• **Data records**:

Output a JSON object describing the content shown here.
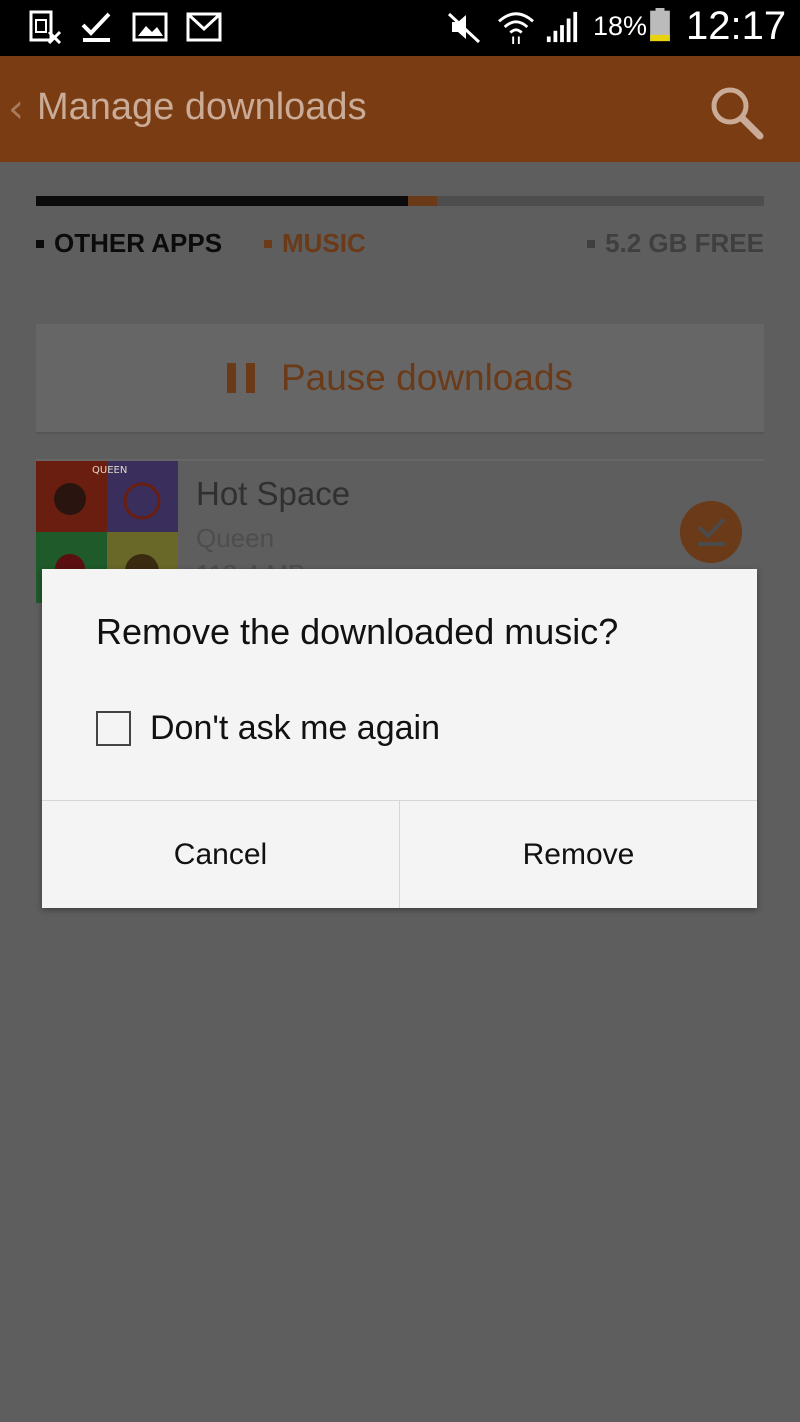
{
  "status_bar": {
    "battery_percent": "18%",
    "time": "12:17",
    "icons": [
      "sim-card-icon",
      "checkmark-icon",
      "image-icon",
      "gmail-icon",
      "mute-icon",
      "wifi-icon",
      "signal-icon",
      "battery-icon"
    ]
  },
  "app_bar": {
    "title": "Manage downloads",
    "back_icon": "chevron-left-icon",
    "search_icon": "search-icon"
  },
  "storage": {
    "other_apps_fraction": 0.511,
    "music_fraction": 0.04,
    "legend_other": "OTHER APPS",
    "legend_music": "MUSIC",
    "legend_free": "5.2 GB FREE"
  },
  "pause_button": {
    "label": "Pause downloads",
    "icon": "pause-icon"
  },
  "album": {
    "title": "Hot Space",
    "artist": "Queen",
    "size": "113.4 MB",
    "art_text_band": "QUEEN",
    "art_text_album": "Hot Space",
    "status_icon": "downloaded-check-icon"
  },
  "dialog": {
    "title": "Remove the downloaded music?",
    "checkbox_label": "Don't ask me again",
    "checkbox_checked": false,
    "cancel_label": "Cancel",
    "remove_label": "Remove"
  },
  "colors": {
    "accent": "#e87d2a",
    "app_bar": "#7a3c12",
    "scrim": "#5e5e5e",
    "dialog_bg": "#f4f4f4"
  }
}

==

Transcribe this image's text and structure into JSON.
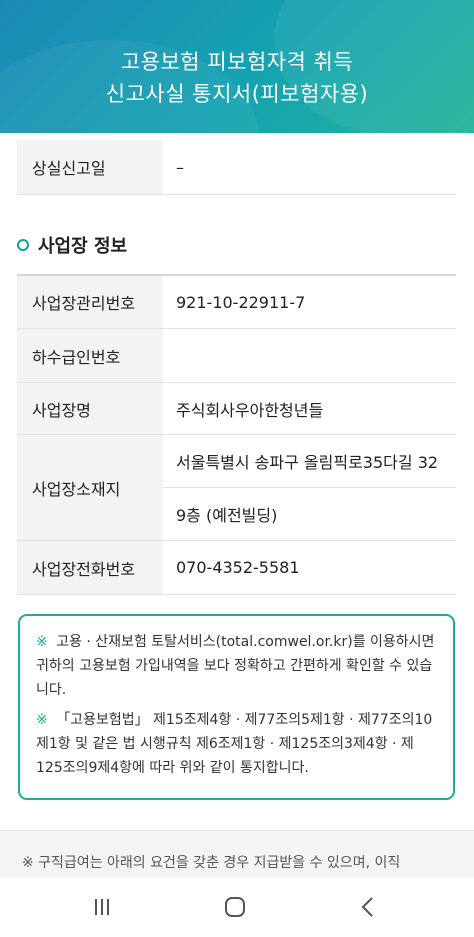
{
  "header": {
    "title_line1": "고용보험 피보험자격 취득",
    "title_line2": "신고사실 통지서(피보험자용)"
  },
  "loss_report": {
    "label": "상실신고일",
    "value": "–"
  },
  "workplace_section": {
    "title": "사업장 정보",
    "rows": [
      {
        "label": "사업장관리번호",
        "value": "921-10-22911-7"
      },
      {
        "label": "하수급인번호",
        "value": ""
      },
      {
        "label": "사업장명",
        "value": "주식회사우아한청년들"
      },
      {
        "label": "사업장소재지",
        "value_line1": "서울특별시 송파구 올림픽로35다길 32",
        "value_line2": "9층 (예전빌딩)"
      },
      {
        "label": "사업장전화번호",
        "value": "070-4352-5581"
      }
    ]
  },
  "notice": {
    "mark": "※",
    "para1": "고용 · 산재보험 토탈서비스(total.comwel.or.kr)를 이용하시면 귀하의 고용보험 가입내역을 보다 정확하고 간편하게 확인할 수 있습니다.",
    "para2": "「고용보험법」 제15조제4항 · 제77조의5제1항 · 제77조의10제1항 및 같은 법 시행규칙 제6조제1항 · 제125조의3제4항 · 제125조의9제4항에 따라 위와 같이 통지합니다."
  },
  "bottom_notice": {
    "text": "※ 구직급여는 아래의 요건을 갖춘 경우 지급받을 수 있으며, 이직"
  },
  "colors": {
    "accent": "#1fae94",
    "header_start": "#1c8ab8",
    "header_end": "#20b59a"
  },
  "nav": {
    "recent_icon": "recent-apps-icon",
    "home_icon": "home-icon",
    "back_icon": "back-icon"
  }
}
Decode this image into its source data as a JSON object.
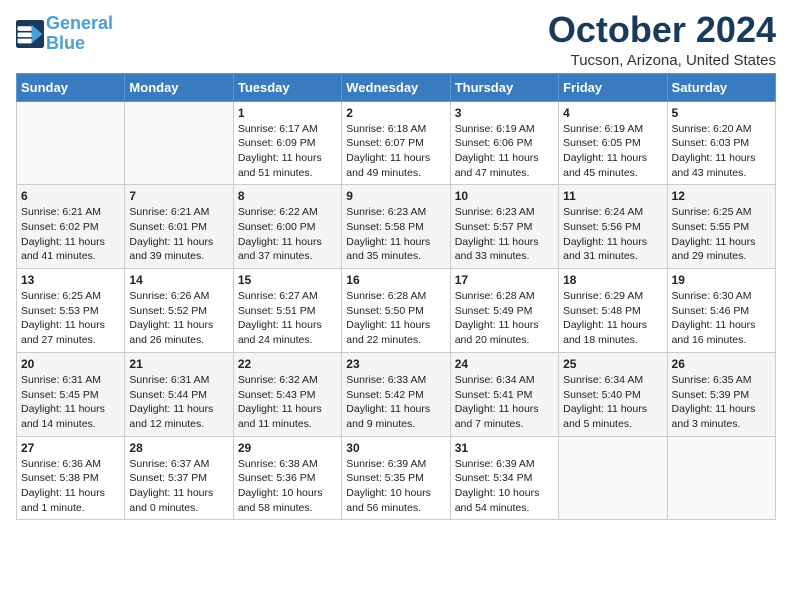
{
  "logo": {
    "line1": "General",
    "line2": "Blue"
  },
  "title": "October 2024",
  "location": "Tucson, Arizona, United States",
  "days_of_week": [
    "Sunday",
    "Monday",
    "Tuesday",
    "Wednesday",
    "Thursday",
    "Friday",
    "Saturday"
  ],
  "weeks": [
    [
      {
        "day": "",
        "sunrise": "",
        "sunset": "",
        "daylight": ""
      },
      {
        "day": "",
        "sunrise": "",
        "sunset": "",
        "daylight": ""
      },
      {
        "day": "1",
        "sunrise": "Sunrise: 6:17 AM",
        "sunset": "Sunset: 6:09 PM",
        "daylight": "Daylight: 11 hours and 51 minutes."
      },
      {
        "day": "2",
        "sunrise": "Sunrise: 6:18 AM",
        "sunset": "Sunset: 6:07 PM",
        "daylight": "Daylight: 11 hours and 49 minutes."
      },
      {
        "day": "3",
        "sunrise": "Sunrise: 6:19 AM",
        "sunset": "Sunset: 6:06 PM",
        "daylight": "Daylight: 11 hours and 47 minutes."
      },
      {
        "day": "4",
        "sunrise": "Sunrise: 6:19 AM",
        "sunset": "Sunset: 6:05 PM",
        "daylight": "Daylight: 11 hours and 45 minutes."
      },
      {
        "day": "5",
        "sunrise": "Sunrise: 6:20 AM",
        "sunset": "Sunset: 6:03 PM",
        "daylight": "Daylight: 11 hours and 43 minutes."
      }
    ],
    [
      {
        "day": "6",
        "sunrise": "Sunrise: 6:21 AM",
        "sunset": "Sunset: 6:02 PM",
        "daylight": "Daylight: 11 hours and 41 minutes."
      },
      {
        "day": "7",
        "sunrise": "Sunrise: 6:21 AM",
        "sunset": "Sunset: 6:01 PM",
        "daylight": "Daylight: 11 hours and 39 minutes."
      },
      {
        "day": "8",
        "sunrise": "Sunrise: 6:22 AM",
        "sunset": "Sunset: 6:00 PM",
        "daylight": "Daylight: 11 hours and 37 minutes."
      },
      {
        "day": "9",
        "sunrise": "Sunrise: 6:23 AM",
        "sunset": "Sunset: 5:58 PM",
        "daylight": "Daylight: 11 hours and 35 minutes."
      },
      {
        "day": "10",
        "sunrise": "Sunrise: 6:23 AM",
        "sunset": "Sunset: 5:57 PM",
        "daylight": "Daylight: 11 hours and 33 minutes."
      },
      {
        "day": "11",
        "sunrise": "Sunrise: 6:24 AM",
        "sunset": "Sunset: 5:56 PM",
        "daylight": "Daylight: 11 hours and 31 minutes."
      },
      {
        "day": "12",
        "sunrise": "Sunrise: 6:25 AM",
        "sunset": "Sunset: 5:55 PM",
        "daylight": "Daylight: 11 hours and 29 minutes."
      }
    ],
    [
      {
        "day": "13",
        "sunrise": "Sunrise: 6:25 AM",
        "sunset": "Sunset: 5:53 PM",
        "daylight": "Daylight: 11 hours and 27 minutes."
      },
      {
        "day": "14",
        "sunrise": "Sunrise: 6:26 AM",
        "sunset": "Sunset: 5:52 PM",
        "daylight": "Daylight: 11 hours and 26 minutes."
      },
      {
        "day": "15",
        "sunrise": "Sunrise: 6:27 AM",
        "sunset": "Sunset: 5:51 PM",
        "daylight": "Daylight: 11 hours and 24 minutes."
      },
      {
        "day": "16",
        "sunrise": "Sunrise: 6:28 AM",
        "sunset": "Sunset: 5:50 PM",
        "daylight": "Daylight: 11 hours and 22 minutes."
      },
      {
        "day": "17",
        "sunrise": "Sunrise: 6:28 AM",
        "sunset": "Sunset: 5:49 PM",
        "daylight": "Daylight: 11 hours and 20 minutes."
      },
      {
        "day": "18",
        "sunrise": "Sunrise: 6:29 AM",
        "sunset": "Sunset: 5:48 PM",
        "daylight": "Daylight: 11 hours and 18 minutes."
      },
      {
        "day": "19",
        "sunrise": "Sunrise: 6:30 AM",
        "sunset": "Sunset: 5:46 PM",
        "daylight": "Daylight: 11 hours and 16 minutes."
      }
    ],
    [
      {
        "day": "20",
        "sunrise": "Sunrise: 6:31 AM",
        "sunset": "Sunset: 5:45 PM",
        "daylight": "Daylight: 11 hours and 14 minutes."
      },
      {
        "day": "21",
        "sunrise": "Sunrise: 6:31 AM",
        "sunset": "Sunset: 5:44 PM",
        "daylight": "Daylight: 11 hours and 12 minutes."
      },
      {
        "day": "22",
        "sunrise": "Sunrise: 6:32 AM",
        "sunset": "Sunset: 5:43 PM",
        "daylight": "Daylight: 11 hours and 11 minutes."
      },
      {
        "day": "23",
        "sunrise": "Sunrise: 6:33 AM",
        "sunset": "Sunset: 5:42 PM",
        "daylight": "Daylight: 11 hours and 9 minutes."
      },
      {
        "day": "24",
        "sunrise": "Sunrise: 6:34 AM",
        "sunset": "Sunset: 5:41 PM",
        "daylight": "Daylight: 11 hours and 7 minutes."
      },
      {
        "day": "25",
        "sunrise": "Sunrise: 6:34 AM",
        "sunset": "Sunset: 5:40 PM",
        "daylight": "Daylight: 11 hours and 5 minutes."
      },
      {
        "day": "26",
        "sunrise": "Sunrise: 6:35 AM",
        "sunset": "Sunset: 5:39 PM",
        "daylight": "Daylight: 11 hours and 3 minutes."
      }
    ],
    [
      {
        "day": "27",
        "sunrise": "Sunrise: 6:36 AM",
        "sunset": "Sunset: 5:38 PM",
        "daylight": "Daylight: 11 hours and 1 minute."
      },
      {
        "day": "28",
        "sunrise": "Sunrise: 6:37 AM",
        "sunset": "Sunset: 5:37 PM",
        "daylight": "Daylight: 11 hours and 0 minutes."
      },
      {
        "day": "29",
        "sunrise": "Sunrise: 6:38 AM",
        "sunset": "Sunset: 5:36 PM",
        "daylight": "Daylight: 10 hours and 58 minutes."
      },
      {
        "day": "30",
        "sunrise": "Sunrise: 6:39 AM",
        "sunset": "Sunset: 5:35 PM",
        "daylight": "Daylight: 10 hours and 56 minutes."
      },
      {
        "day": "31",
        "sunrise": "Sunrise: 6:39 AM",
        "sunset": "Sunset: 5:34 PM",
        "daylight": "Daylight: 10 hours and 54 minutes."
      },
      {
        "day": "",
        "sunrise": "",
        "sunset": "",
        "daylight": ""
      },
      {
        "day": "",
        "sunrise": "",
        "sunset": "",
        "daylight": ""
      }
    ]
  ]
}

--

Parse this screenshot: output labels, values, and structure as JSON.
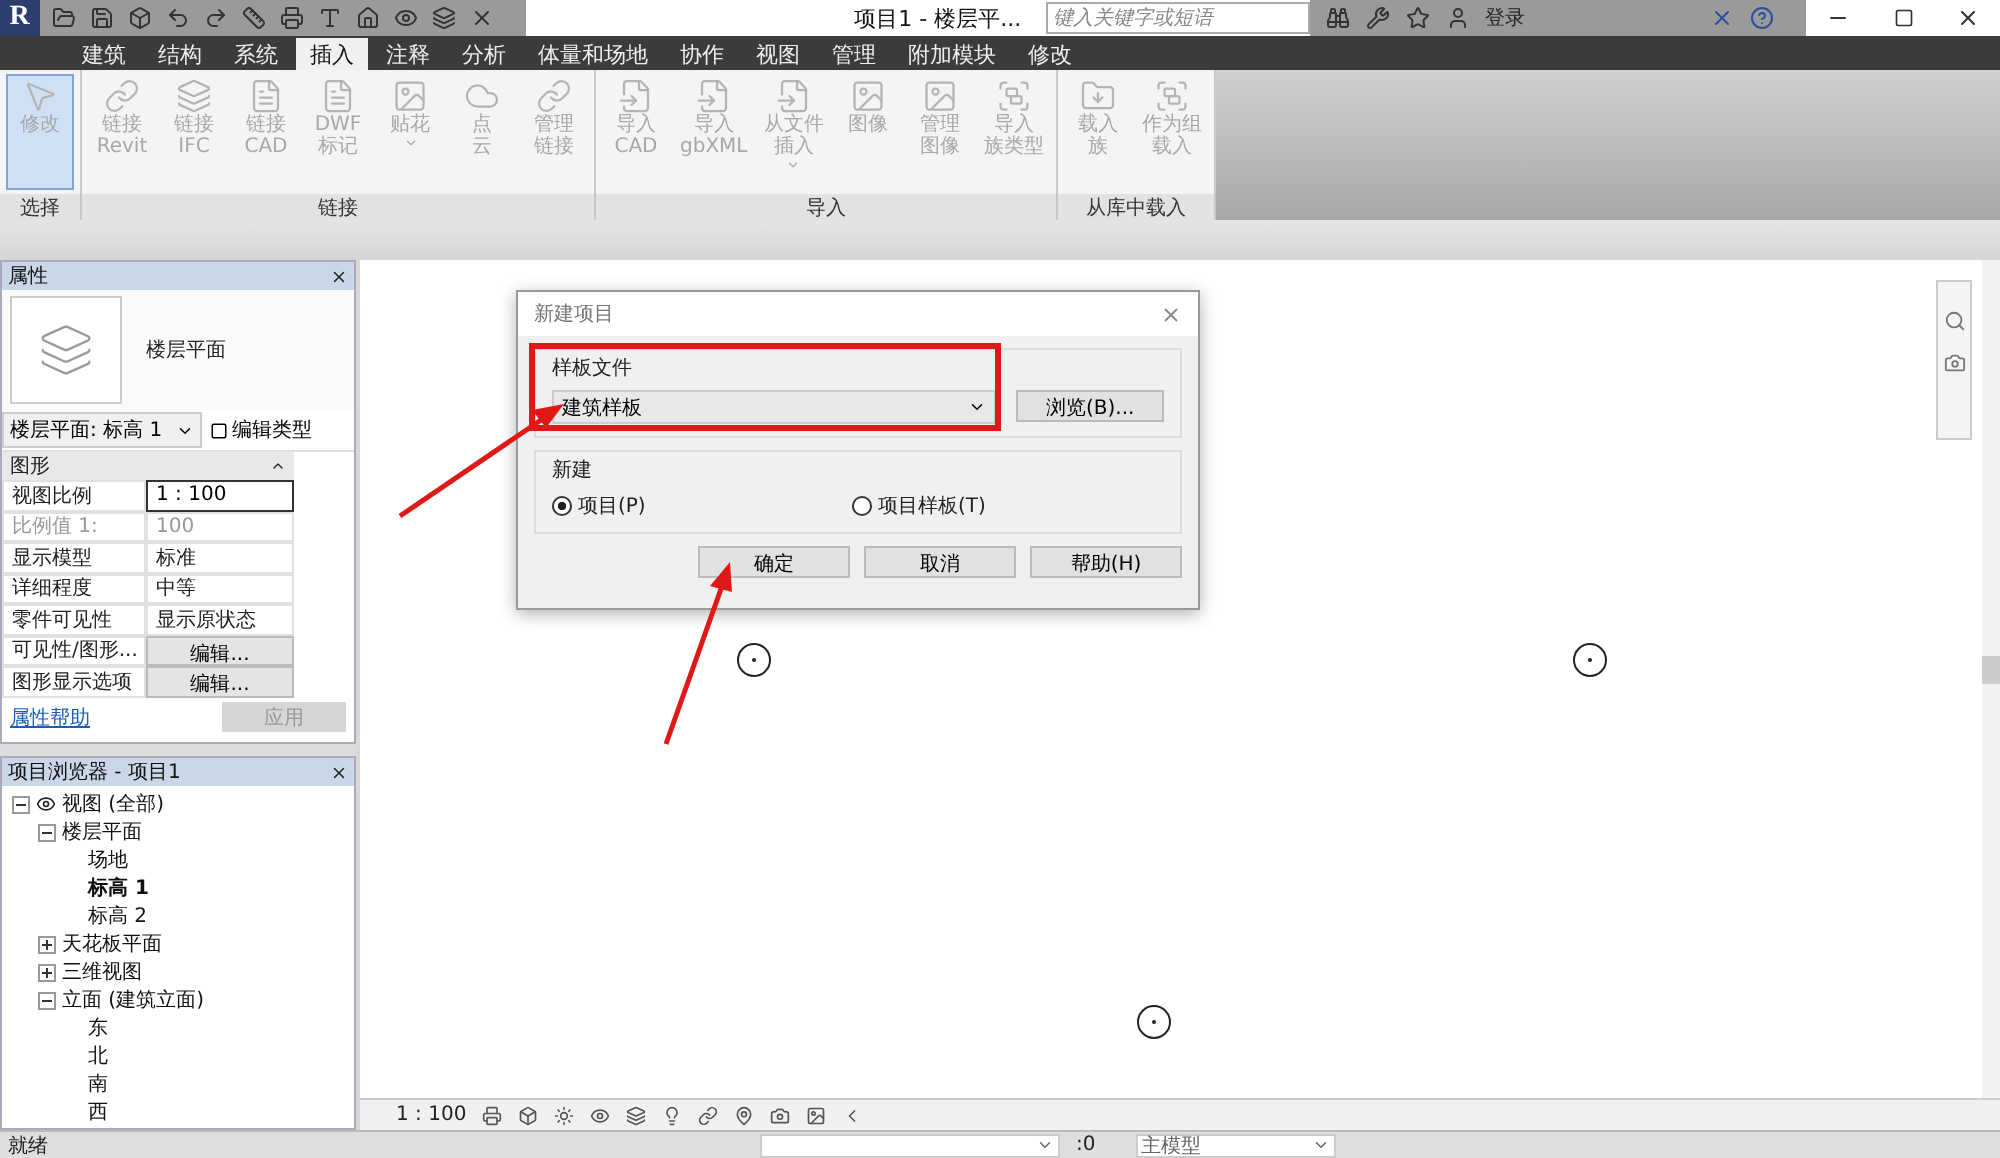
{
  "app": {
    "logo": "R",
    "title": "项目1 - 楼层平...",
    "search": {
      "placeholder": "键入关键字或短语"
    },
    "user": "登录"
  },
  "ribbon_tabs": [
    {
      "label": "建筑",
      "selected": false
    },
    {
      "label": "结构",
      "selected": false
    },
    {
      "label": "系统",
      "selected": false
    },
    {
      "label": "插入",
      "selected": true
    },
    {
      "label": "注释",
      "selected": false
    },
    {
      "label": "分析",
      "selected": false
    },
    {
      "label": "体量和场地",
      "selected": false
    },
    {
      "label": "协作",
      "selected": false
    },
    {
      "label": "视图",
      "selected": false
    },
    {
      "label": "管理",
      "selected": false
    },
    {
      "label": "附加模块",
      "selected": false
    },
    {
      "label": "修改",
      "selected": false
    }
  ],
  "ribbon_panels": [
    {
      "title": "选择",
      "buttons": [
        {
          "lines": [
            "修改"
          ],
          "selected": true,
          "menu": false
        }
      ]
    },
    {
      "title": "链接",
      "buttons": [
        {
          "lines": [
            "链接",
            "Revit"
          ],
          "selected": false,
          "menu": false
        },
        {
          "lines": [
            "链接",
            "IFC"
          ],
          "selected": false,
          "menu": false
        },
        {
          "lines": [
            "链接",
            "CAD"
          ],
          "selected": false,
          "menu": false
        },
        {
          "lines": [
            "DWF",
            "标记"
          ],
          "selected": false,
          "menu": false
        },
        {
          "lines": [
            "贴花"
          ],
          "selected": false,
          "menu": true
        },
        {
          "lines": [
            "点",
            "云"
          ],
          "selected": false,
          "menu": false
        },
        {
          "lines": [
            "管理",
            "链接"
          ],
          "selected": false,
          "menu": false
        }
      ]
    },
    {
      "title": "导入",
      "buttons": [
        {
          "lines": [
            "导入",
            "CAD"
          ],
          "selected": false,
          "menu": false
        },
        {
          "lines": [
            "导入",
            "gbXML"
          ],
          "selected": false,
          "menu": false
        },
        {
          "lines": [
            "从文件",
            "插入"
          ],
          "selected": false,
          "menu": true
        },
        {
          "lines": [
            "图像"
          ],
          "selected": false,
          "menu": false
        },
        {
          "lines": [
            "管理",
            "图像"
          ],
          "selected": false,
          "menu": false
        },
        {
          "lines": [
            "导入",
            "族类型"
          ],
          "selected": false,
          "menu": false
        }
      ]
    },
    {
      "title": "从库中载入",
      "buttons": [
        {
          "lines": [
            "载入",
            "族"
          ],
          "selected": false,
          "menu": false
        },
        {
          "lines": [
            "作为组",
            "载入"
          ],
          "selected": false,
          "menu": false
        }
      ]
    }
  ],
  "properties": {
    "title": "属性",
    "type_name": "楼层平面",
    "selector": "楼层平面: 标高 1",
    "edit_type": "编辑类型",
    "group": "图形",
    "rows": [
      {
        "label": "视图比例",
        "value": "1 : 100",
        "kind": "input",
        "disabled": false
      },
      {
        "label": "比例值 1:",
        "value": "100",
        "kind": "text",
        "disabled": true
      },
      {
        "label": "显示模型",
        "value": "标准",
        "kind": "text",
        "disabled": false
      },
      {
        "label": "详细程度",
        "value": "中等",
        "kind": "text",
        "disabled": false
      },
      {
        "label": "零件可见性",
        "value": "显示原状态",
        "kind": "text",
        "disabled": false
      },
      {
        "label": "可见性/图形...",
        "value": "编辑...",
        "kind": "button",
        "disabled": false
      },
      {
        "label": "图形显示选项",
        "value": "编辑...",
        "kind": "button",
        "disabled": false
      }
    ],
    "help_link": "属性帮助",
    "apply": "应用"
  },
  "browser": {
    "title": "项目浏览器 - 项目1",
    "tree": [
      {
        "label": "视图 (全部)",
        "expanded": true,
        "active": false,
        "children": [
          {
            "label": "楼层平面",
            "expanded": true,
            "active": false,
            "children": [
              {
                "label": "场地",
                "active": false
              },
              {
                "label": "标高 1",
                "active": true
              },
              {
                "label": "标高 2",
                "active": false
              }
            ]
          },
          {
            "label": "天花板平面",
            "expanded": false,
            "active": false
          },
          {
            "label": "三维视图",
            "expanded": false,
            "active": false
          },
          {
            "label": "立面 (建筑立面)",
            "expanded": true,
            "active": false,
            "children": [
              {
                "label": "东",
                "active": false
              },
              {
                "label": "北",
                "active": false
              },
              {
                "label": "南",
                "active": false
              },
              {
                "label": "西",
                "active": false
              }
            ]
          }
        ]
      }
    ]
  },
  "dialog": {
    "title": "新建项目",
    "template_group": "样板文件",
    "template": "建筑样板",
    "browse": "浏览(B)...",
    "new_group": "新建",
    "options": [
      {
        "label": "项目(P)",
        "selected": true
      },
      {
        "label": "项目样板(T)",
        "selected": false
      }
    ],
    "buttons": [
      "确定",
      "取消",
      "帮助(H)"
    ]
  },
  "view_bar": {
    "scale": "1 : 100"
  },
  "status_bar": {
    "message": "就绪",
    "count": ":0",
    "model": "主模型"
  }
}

• **What is being asked**:
Report each line of the material above where the word "Remove" appears.

• **Output of the exercise**:
    "title": "Remove the downloaded music?",
    "remove_label": "Remove"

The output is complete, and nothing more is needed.